===== Supplied text =====

That said, I had a great time, heard some good poets and drank 12-year old scotch from the bottle with the folk song Irish-ish sort of band that closed the evening.  From what I could tell, I am the darkest thing here as far as the eye can see; and that’s disconcerting sometimes.  I feel like as time goes by I should become accustomed more and more to being in these situations; but it’s actually happening differently.  The more that is the case, the more I become alarmed by the fact that in particular kinds of settings there are only particular kinds of people.  It simply underscores so much of the imbalance that I feel my life and my work have to address; but then it gets crazy and I wonder why I’m there all of a sudden (and I know why I’m there), but it feels almost like claustrophobia, like hyperventilation for a second; so I get up I get another beer, and I deal…
…so anyway I got a poem done last night and that’s a good thing.  I went back to some notes that were in my notebook from an exercise I had done and came up with this.  Seems like I’m going back to the well of ‘home’ a lot these days.  That’s comforting.  I know part of it is my having found out all this stuff about my family, but part of it I know  is that I’m finding myself at this crossroads of needing to figure out what next to do, in all things, and it is comforting to know that I can go back home; at least figuratively to work through much of this.  So I read it to LeslieAnn and Salome and Lynne and Marty last night and ended up with a bunch of edits from Marty, which included bringing back a part of another poem I’ve been working (unsuccessfully) on and so, this is the result so far…
To laugh at weaker boys (or at least the less sharp-tongued)

===== Data =====

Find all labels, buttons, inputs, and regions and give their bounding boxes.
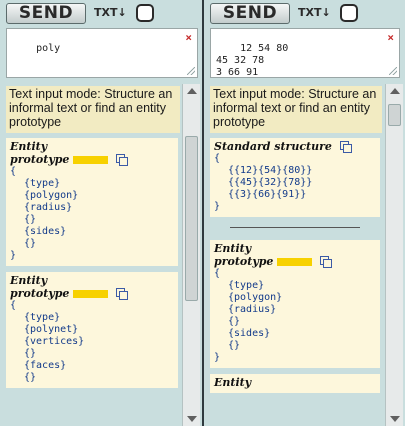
text-input-value: poly — [36, 43, 61, 54]
copy-icon[interactable] — [320, 256, 333, 268]
close-icon[interactable]: × — [387, 32, 394, 44]
card-title-cont: prototype — [214, 255, 274, 268]
vertical-scrollbar[interactable] — [385, 84, 403, 426]
code-line: {{45}{32}{78}} — [228, 177, 313, 188]
code-line: {{12}{54}{80}} — [228, 165, 313, 176]
mode-hint: Text input mode: Structure an informal t… — [210, 86, 382, 133]
card-title: Entity — [10, 140, 48, 153]
mode-hint: Text input mode: Structure an informal t… — [6, 86, 180, 133]
code-line: {{3}{66}{91}} — [228, 189, 307, 200]
highlight-bar — [73, 155, 109, 164]
code-line: {vertices} — [24, 336, 85, 347]
scroll-up-icon[interactable] — [187, 88, 197, 94]
code-line: {polygon} — [228, 292, 283, 303]
card-title: Entity — [214, 242, 252, 255]
txt-mode-toggle[interactable]: TXT↓ — [94, 6, 127, 19]
open-brace: { — [214, 153, 221, 164]
vertical-scrollbar[interactable] — [182, 84, 200, 426]
scroll-thumb[interactable] — [388, 104, 401, 126]
scroll-down-icon[interactable] — [390, 416, 400, 422]
code-line: {sides} — [228, 328, 271, 339]
code-line: {} — [24, 372, 37, 383]
code-line: {polynet} — [24, 324, 79, 335]
card-title-cont: prototype — [10, 287, 70, 300]
send-button[interactable]: SEND — [210, 3, 290, 24]
close-brace: } — [214, 201, 221, 212]
results-list: Standard structure { {{12}{54}{80}} {{45… — [210, 138, 380, 399]
standard-structure-card[interactable]: Standard structure { {{12}{54}{80}} {{45… — [210, 138, 380, 217]
copy-icon[interactable] — [339, 141, 352, 153]
text-input[interactable]: poly × — [6, 28, 198, 78]
code-line: {radius} — [24, 202, 73, 213]
copy-icon[interactable] — [116, 154, 129, 166]
close-brace: } — [10, 250, 17, 261]
highlight-bar — [73, 289, 109, 298]
scroll-down-icon[interactable] — [187, 416, 197, 422]
text-input[interactable]: 12 54 80 45 32 78 3 66 91 × — [210, 28, 400, 78]
resize-grip-icon[interactable] — [187, 67, 195, 75]
highlight-bar — [277, 257, 313, 266]
code-line: {polygon} — [24, 190, 79, 201]
open-brace: { — [214, 268, 221, 279]
resize-grip-icon[interactable] — [389, 67, 397, 75]
txt-mode-toggle[interactable]: TXT↓ — [298, 6, 331, 19]
mode-checkbox[interactable] — [136, 4, 154, 22]
code-line: {type} — [24, 178, 61, 189]
entity-prototype-card[interactable]: Entity prototype { {type} {polygon} {rad… — [210, 240, 380, 368]
entity-prototype-card[interactable]: Entity prototype { {type} {polygon} {rad… — [6, 138, 178, 266]
code-line: {sides} — [24, 226, 67, 237]
copy-icon[interactable] — [116, 288, 129, 300]
card-title: Entity — [10, 274, 48, 287]
code-line: {} — [228, 340, 241, 351]
code-line: {faces} — [24, 360, 67, 371]
right-panel: SEND TXT↓ 12 54 80 45 32 78 3 66 91 × Te… — [204, 0, 405, 426]
code-line: {} — [24, 214, 37, 225]
text-input-value: 12 54 80 45 32 78 3 66 91 — [216, 43, 289, 78]
mode-checkbox[interactable] — [340, 4, 358, 22]
code-line: {} — [24, 238, 37, 249]
left-panel: SEND TXT↓ poly × Text input mode: Struct… — [0, 0, 202, 426]
scroll-thumb[interactable] — [185, 136, 198, 301]
entity-prototype-card[interactable]: Entity prototype { {type} {polynet} {ver… — [6, 272, 178, 388]
close-brace: } — [214, 352, 221, 363]
entity-prototype-card[interactable]: Entity — [210, 374, 380, 393]
code-line: {type} — [24, 312, 61, 323]
code-line: {radius} — [228, 304, 277, 315]
close-icon[interactable]: × — [185, 32, 192, 44]
open-brace: { — [10, 166, 17, 177]
toolbar: SEND TXT↓ — [204, 0, 405, 28]
card-title: Standard structure — [214, 140, 332, 153]
code-line: {} — [228, 316, 241, 327]
results-list: Entity prototype { {type} {polygon} {rad… — [6, 138, 178, 394]
toolbar: SEND TXT↓ — [0, 0, 202, 28]
code-line: {type} — [228, 280, 265, 291]
code-line: {} — [24, 348, 37, 359]
open-brace: { — [10, 300, 17, 311]
scroll-up-icon[interactable] — [390, 88, 400, 94]
send-button[interactable]: SEND — [6, 3, 86, 24]
card-title: Entity — [214, 376, 252, 389]
separator — [230, 227, 360, 228]
card-title-cont: prototype — [10, 153, 70, 166]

=====

• [What is asked]:
1. In the poetry journal entry, who heard the writer read the new poem last night?
2. Resume the poetry journal entry after its last line.
The items have no connection to the poetry journal entry.

• [Task responses]:
1. LeslieAnn, Salome, Lynne and Marty.

2.
  to kick ball till the moon rose
  or something vital bled – we lived
To wait like predator
  for the first note of a slow jam
  to grind ourselves into the wall
 with a pretty girl between us
 and make sure our boys were watching
We were tropical  suave  post-colonial  oil money niggahs
and we had to do well – in all things
  in school work
  in song
  in talking shit
  and especially in football
but it was only cool
if you made it seem effortless
we were sophisticates like that
looking for immortality in the tales of others
and most of our friends were still alive
To buy two sno-cone from George
   whose rickety cart parked outside
   the school each day
To have the cones stacked with extra syrup and condensed milk
To gather around the cart
  because George always had sensible shit to say
To follow that with the hottest  spiciest
  doubles from the doubles-man behind the cafeteria
  who built two multi-level homes
  off the profits from our purchases
To laugh at that irony
To pick on the faggot boys because we were still assholes
  and we knew that
To join the new dance-craze revolution
To stop traffic on Frederick Street
  just to see Doc, Scientist and Froggie
  spin on vinyl, pop-lock, head-stand
   electric-boogie, dead-man
To sit  on the steps
  of the downtown shopping plaza
  and stare at the beauty of our women
 To believe at sixteen
  that they were our women
To welcome satellite TV and music videos
  like it was God
  because who can see the future anyway
  It was 1984
and we were busy looking good
mimicking everything we saw
Gip would collect the ball on the outside
of his left foot  count the on-rushing defender’s footsteps
and slide the ball deftly through his legs
while looking the other way – effortless like that
Our bodies hadn’t begun to betray us yet
Kirk and Gregory and Rudy and Peter were still alive
Dave still had his legs
and the worst thing wasn’t  not doing well
only seeming   like you were trying too hard
Going to pack my bags.  Time to vote myself off this island.